*Exercise*:
Reproduce the records below in their entirety, character for character.

___ Dataset excerpts ___

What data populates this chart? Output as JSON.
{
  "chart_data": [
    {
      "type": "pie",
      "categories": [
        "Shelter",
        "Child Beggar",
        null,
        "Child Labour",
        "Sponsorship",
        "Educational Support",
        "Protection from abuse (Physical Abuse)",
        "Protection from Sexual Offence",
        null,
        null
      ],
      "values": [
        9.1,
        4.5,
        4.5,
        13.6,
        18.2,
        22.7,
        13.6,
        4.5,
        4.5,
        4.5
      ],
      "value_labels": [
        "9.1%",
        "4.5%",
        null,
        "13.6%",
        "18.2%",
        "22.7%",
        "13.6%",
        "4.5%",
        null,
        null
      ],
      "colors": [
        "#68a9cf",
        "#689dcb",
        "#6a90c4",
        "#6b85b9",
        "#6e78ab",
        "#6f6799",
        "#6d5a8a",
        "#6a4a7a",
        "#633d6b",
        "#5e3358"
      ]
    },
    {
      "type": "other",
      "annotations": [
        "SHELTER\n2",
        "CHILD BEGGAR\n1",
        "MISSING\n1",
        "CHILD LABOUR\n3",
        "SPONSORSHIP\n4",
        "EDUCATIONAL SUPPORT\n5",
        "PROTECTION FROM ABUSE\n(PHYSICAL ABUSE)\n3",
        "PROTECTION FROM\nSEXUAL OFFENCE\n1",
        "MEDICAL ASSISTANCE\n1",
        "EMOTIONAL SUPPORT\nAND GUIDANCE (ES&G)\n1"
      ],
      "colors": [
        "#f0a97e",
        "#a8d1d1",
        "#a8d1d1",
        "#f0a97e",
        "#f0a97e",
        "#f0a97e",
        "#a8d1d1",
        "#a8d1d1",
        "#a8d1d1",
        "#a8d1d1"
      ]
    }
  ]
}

___

*Task answer*:
What data populates this chart? Output as JSON.
{
  "chart_data": [
    {
      "type": "pie",
      "categories": [
        "Shelter",
        "Child Beggar",
        null,
        "Child Labour",
        "Sponsorship",
        "Educational Support",
        "Protection from abuse (Physical Abuse)",
        "Protection from Sexual Offence",
        null,
        null
      ],
      "values": [
        9.1,
        4.5,
        4.5,
        13.6,
        18.2,
        22.7,
        13.6,
        4.5,
        4.5,
        4.5
      ],
      "value_labels": [
        "9.1%",
        "4.5%",
        null,
        "13.6%",
        "18.2%",
        "22.7%",
        "13.6%",
        "4.5%",
        null,
        null
      ],
      "colors": [
        "#68a9cf",
        "#689dcb",
        "#6a90c4",
        "#6b85b9",
        "#6e78ab",
        "#6f6799",
        "#6d5a8a",
        "#6a4a7a",
        "#633d6b",
        "#5e3358"
      ]
    },
    {
      "type": "other",
      "annotations": [
        "SHELTER\n2",
        "CHILD BEGGAR\n1",
        "MISSING\n1",
        "CHILD LABOUR\n3",
        "SPONSORSHIP\n4",
        "EDUCATIONAL SUPPORT\n5",
        "PROTECTION FROM ABUSE\n(PHYSICAL ABUSE)\n3",
        "PROTECTION FROM\nSEXUAL OFFENCE\n1",
        "MEDICAL ASSISTANCE\n1",
        "EMOTIONAL SUPPORT\nAND GUIDANCE (ES&G)\n1"
      ],
      "colors": [
        "#f0a97e",
        "#a8d1d1",
        "#a8d1d1",
        "#f0a97e",
        "#f0a97e",
        "#f0a97e",
        "#a8d1d1",
        "#a8d1d1",
        "#a8d1d1",
        "#a8d1d1"
      ]
    }
  ]
}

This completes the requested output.